## Exercise prompt
Show only lines that include "color".

## Stored records
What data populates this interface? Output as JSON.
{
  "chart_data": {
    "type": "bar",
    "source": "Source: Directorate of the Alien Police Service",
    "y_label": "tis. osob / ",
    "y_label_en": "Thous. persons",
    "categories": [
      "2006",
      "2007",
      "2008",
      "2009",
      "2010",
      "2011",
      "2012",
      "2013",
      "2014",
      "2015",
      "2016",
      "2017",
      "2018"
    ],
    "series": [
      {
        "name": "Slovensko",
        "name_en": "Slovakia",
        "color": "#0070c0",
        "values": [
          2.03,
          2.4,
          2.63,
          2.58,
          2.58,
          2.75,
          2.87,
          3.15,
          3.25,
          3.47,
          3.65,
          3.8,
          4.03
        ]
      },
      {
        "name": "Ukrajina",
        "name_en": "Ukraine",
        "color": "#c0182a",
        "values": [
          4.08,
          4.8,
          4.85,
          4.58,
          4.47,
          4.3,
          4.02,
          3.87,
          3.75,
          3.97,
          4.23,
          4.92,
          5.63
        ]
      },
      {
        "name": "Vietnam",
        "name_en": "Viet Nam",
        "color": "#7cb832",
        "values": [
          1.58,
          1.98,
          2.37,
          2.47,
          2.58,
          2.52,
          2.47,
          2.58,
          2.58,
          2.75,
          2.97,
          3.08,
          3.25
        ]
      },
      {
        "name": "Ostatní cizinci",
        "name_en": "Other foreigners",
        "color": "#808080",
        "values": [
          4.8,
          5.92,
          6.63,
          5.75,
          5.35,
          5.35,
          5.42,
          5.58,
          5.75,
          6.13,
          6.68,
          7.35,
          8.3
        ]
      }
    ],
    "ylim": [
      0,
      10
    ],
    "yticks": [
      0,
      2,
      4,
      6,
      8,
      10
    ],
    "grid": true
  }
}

## Reply
        "color": "#0070c0",
        "color": "#c0182a",
        "color": "#7cb832",
        "color": "#808080",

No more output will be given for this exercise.